[[ Text under study, beginning ]]
Many Kenyans are asking a reasonable question: Why should their country be asked to host facilities intended primarily for citizens of another nation when the United States already possesses a well-established network of specialized treatment centers capable of safely caring for patients with Ebola? The extent of these concerns was evident this week when protests over the proposed plans turned deadly in Kenya
Whether one agrees with the protesters’ concerns is ultimately beside the point. What matters is that these concerns reflect broader questions and should give us pause. Global health partnerships are built on mutual respect, shared responsibility, and trust earned over time. At a moment when international cooperation is essential to controlling outbreaks, policies that risk straining those relationships may have consequences that extend far beyond the care of a small number of patients.
The goal should be to strengthen partnerships with countries such as Kenya, not place them in a position where they are perceived as bearing risks that wealthier nations are unwilling to assume themselves.
These concerns prompted a group of physicians — including former Centers for Disease Control and Prevention Chief Medical Officer Debra Houry, former CDC Principal Deputy Director Anne Schuchat, emergency medicine physician and Ebola survivor Craig Spencer, and me— with support from the Infectious Diseases Society of America to write an open letter to Congress calling for transparency, accountability, and oversight of any plans to quarantine, isolate, or treat Americans in third-country facilities.
[[ Text under study, end ]]
Please reproduce everything from "These concerns prompted" down to "in third-country facilities." in the piece on Ebola treatment facilities in Kenya, word for word.
[[ Source information, beginning ]]
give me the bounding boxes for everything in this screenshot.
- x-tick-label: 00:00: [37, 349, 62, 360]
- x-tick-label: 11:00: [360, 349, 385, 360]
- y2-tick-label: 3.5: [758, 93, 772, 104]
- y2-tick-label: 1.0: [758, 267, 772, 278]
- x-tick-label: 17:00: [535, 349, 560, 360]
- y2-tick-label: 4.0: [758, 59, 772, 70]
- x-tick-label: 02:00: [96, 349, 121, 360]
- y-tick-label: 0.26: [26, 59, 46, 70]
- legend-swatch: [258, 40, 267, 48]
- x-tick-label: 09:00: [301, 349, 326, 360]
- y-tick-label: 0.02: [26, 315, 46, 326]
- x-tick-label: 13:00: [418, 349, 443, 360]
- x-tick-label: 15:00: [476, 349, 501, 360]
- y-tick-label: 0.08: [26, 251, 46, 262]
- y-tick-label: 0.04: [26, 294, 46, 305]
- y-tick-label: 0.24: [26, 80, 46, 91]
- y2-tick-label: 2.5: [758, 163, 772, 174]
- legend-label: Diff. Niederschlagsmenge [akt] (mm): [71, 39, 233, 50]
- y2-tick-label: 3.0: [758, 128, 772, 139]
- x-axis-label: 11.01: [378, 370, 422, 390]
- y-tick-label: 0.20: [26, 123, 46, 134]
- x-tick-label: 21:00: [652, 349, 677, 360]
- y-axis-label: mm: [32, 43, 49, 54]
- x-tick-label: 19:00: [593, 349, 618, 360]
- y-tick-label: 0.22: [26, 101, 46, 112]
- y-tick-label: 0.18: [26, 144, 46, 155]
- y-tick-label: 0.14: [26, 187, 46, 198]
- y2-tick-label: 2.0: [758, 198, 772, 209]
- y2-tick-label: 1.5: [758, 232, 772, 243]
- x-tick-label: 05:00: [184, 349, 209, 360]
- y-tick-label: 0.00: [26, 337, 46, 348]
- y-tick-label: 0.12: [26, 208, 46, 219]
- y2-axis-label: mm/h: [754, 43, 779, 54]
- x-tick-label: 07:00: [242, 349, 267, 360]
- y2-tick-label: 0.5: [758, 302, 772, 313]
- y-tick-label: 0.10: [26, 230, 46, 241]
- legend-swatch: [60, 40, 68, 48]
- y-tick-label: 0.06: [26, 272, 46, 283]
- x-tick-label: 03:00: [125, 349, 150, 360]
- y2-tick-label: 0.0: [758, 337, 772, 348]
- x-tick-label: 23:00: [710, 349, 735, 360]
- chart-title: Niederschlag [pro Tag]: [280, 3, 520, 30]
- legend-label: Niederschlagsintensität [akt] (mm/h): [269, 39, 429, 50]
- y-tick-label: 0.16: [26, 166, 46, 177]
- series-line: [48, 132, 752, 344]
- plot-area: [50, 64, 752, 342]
[[ Source information, end ]]
— Result of this exercise —
These concerns prompted a group of physicians — including former Centers for Disease Control and Prevention Chief Medical Officer Debra Houry, former CDC Principal Deputy Director Anne Schuchat, emergency medicine physician and Ebola survivor Craig Spencer, and me— with support from the Infectious Diseases Society of America to write an open letter to Congress calling for transparency, accountability, and oversight of any plans to quarantine, isolate, or treat Americans in third-country facilities.